Print every entry exactly as written.
◆ ◆ ◆ ◆ ◆ ◆ ◆
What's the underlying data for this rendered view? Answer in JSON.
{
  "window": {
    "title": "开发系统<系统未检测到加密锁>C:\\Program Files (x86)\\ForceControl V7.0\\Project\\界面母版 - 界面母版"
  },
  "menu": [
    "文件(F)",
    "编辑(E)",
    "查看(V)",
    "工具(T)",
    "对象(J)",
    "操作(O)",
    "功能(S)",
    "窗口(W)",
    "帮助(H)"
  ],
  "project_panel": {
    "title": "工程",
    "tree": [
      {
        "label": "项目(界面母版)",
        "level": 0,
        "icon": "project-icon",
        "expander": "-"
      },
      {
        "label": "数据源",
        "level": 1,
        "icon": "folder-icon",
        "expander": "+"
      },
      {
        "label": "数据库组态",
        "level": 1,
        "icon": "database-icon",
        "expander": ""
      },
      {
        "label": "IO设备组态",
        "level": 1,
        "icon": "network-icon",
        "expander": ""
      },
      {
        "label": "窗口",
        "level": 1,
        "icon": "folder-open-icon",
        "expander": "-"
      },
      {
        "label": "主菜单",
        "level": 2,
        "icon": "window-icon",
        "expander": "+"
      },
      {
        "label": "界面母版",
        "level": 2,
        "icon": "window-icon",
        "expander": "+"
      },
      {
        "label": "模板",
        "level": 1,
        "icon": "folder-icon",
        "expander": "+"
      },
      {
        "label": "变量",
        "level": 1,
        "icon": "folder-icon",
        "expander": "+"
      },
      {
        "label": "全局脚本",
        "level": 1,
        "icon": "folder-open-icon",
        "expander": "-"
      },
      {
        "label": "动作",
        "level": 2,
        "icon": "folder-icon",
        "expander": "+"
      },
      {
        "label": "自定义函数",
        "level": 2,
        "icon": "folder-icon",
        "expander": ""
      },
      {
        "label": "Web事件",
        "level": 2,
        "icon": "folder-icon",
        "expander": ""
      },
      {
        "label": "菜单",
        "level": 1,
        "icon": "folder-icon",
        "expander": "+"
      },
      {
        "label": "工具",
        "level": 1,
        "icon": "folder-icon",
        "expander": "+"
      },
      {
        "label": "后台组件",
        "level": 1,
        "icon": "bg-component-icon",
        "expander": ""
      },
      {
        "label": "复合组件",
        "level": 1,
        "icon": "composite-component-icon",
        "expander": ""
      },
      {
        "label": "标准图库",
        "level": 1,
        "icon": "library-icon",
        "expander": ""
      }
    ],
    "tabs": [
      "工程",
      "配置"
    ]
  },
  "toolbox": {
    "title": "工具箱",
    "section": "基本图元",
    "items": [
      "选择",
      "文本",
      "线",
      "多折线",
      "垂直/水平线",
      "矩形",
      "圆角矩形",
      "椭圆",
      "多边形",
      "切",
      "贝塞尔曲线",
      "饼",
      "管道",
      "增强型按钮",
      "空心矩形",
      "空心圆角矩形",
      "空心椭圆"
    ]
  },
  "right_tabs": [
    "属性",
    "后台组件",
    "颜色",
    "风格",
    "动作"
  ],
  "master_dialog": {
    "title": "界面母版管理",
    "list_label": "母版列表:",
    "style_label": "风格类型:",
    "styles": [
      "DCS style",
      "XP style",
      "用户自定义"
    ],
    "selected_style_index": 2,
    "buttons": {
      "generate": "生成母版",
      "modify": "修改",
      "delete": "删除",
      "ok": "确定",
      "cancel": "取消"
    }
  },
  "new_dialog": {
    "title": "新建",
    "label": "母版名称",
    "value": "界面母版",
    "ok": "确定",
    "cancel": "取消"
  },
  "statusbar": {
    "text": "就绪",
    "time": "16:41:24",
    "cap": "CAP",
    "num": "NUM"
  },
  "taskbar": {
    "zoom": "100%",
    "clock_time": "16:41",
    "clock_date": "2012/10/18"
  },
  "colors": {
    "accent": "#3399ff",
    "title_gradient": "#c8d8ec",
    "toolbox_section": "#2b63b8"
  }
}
◆ ◆ ◆ ◆ ◆ ◆ ◆
• [Task response]
What's the underlying data for this rendered view? Answer in JSON.
{
  "window": {
    "title": "开发系统<系统未检测到加密锁>C:\\Program Files (x86)\\ForceControl V7.0\\Project\\界面母版 - 界面母版"
  },
  "menu": [
    "文件(F)",
    "编辑(E)",
    "查看(V)",
    "工具(T)",
    "对象(J)",
    "操作(O)",
    "功能(S)",
    "窗口(W)",
    "帮助(H)"
  ],
  "project_panel": {
    "title": "工程",
    "tree": [
      {
        "label": "项目(界面母版)",
        "level": 0,
        "icon": "project-icon",
        "expander": "-"
      },
      {
        "label": "数据源",
        "level": 1,
        "icon": "folder-icon",
        "expander": "+"
      },
      {
        "label": "数据库组态",
        "level": 1,
        "icon": "database-icon",
        "expander": ""
      },
      {
        "label": "IO设备组态",
        "level": 1,
        "icon": "network-icon",
        "expander": ""
      },
      {
        "label": "窗口",
        "level": 1,
        "icon": "folder-open-icon",
        "expander": "-"
      },
      {
        "label": "主菜单",
        "level": 2,
        "icon": "window-icon",
        "expander": "+"
      },
      {
        "label": "界面母版",
        "level": 2,
        "icon": "window-icon",
        "expander": "+"
      },
      {
        "label": "模板",
        "level": 1,
        "icon": "folder-icon",
        "expander": "+"
      },
      {
        "label": "变量",
        "level": 1,
        "icon": "folder-icon",
        "expander": "+"
      },
      {
        "label": "全局脚本",
        "level": 1,
        "icon": "folder-open-icon",
        "expander": "-"
      },
      {
        "label": "动作",
        "level": 2,
        "icon": "folder-icon",
        "expander": "+"
      },
      {
        "label": "自定义函数",
        "level": 2,
        "icon": "folder-icon",
        "expander": ""
      },
      {
        "label": "Web事件",
        "level": 2,
        "icon": "folder-icon",
        "expander": ""
      },
      {
        "label": "菜单",
        "level": 1,
        "icon": "folder-icon",
        "expander": "+"
      },
      {
        "label": "工具",
        "level": 1,
        "icon": "folder-icon",
        "expander": "+"
      },
      {
        "label": "后台组件",
        "level": 1,
        "icon": "bg-component-icon",
        "expander": ""
      },
      {
        "label": "复合组件",
        "level": 1,
        "icon": "composite-component-icon",
        "expander": ""
      },
      {
        "label": "标准图库",
        "level": 1,
        "icon": "library-icon",
        "expander": ""
      }
    ],
    "tabs": [
      "工程",
      "配置"
    ]
  },
  "toolbox": {
    "title": "工具箱",
    "section": "基本图元",
    "items": [
      "选择",
      "文本",
      "线",
      "多折线",
      "垂直/水平线",
      "矩形",
      "圆角矩形",
      "椭圆",
      "多边形",
      "切",
      "贝塞尔曲线",
      "饼",
      "管道",
      "增强型按钮",
      "空心矩形",
      "空心圆角矩形",
      "空心椭圆"
    ]
  },
  "right_tabs": [
    "属性",
    "后台组件",
    "颜色",
    "风格",
    "动作"
  ],
  "master_dialog": {
    "title": "界面母版管理",
    "list_label": "母版列表:",
    "style_label": "风格类型:",
    "styles": [
      "DCS style",
      "XP style",
      "用户自定义"
    ],
    "selected_style_index": 2,
    "buttons": {
      "generate": "生成母版",
      "modify": "修改",
      "delete": "删除",
      "ok": "确定",
      "cancel": "取消"
    }
  },
  "new_dialog": {
    "title": "新建",
    "label": "母版名称",
    "value": "界面母版",
    "ok": "确定",
    "cancel": "取消"
  },
  "statusbar": {
    "text": "就绪",
    "time": "16:41:24",
    "cap": "CAP",
    "num": "NUM"
  },
  "taskbar": {
    "zoom": "100%",
    "clock_time": "16:41",
    "clock_date": "2012/10/18"
  },
  "colors": {
    "accent": "#3399ff",
    "title_gradient": "#c8d8ec",
    "toolbox_section": "#2b63b8"
  }
}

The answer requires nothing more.